%%
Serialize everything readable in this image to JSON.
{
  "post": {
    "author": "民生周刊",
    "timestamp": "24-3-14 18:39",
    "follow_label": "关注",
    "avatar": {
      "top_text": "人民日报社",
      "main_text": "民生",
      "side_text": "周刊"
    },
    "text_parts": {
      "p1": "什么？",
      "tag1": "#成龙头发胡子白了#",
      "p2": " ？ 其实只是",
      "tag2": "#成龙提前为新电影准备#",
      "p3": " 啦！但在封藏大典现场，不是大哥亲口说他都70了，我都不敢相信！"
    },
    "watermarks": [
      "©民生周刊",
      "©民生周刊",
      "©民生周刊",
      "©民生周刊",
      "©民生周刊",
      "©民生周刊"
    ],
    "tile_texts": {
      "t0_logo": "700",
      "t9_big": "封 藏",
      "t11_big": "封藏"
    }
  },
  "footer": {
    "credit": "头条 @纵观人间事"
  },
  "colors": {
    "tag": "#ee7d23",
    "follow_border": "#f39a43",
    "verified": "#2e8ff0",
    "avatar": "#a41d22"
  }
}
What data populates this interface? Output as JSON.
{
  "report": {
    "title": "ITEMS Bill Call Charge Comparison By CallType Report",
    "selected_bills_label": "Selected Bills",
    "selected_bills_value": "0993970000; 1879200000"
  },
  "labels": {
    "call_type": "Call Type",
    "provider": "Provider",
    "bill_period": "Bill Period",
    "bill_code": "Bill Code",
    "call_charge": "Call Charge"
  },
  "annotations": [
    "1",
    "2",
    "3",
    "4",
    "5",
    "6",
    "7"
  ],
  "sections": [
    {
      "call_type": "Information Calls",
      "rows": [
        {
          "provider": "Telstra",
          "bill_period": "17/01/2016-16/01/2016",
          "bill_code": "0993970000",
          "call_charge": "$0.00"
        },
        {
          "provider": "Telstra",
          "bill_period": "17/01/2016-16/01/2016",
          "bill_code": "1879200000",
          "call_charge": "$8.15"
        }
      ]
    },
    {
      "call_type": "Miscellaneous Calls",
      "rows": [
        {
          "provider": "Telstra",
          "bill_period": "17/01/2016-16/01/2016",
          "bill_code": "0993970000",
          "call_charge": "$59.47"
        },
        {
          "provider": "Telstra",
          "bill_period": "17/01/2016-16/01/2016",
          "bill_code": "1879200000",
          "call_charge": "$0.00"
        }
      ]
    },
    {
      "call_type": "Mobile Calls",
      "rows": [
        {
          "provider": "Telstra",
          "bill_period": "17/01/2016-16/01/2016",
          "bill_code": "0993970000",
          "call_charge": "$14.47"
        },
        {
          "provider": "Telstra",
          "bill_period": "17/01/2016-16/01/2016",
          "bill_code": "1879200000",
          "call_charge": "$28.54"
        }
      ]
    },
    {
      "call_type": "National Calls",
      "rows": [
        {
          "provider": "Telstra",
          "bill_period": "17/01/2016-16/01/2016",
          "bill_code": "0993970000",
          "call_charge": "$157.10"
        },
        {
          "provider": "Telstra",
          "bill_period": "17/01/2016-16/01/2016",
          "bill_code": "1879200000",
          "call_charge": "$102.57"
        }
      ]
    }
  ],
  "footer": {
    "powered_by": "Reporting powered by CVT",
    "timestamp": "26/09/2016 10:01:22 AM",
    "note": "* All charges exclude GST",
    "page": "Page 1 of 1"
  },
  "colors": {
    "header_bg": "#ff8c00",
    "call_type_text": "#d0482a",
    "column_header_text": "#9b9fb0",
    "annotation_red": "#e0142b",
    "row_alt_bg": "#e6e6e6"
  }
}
%%
**STATED TASK**
Make an exact copy of all the data.

**TASK OUTPUT**
Serialize everything readable in this image to JSON.
{
  "post": {
    "author": "民生周刊",
    "timestamp": "24-3-14 18:39",
    "follow_label": "关注",
    "avatar": {
      "top_text": "人民日报社",
      "main_text": "民生",
      "side_text": "周刊"
    },
    "text_parts": {
      "p1": "什么？",
      "tag1": "#成龙头发胡子白了#",
      "p2": " ？ 其实只是",
      "tag2": "#成龙提前为新电影准备#",
      "p3": " 啦！但在封藏大典现场，不是大哥亲口说他都70了，我都不敢相信！"
    },
    "watermarks": [
      "©民生周刊",
      "©民生周刊",
      "©民生周刊",
      "©民生周刊",
      "©民生周刊",
      "©民生周刊"
    ],
    "tile_texts": {
      "t0_logo": "700",
      "t9_big": "封 藏",
      "t11_big": "封藏"
    }
  },
  "footer": {
    "credit": "头条 @纵观人间事"
  },
  "colors": {
    "tag": "#ee7d23",
    "follow_border": "#f39a43",
    "verified": "#2e8ff0",
    "avatar": "#a41d22"
  }
}
What data populates this interface? Output as JSON.
{
  "report": {
    "title": "ITEMS Bill Call Charge Comparison By CallType Report",
    "selected_bills_label": "Selected Bills",
    "selected_bills_value": "0993970000; 1879200000"
  },
  "labels": {
    "call_type": "Call Type",
    "provider": "Provider",
    "bill_period": "Bill Period",
    "bill_code": "Bill Code",
    "call_charge": "Call Charge"
  },
  "annotations": [
    "1",
    "2",
    "3",
    "4",
    "5",
    "6",
    "7"
  ],
  "sections": [
    {
      "call_type": "Information Calls",
      "rows": [
        {
          "provider": "Telstra",
          "bill_period": "17/01/2016-16/01/2016",
          "bill_code": "0993970000",
          "call_charge": "$0.00"
        },
        {
          "provider": "Telstra",
          "bill_period": "17/01/2016-16/01/2016",
          "bill_code": "1879200000",
          "call_charge": "$8.15"
        }
      ]
    },
    {
      "call_type": "Miscellaneous Calls",
      "rows": [
        {
          "provider": "Telstra",
          "bill_period": "17/01/2016-16/01/2016",
          "bill_code": "0993970000",
          "call_charge": "$59.47"
        },
        {
          "provider": "Telstra",
          "bill_period": "17/01/2016-16/01/2016",
          "bill_code": "1879200000",
          "call_charge": "$0.00"
        }
      ]
    },
    {
      "call_type": "Mobile Calls",
      "rows": [
        {
          "provider": "Telstra",
          "bill_period": "17/01/2016-16/01/2016",
          "bill_code": "0993970000",
          "call_charge": "$14.47"
        },
        {
          "provider": "Telstra",
          "bill_period": "17/01/2016-16/01/2016",
          "bill_code": "1879200000",
          "call_charge": "$28.54"
        }
      ]
    },
    {
      "call_type": "National Calls",
      "rows": [
        {
          "provider": "Telstra",
          "bill_period": "17/01/2016-16/01/2016",
          "bill_code": "0993970000",
          "call_charge": "$157.10"
        },
        {
          "provider": "Telstra",
          "bill_period": "17/01/2016-16/01/2016",
          "bill_code": "1879200000",
          "call_charge": "$102.57"
        }
      ]
    }
  ],
  "footer": {
    "powered_by": "Reporting powered by CVT",
    "timestamp": "26/09/2016 10:01:22 AM",
    "note": "* All charges exclude GST",
    "page": "Page 1 of 1"
  },
  "colors": {
    "header_bg": "#ff8c00",
    "call_type_text": "#d0482a",
    "column_header_text": "#9b9fb0",
    "annotation_red": "#e0142b",
    "row_alt_bg": "#e6e6e6"
  }
}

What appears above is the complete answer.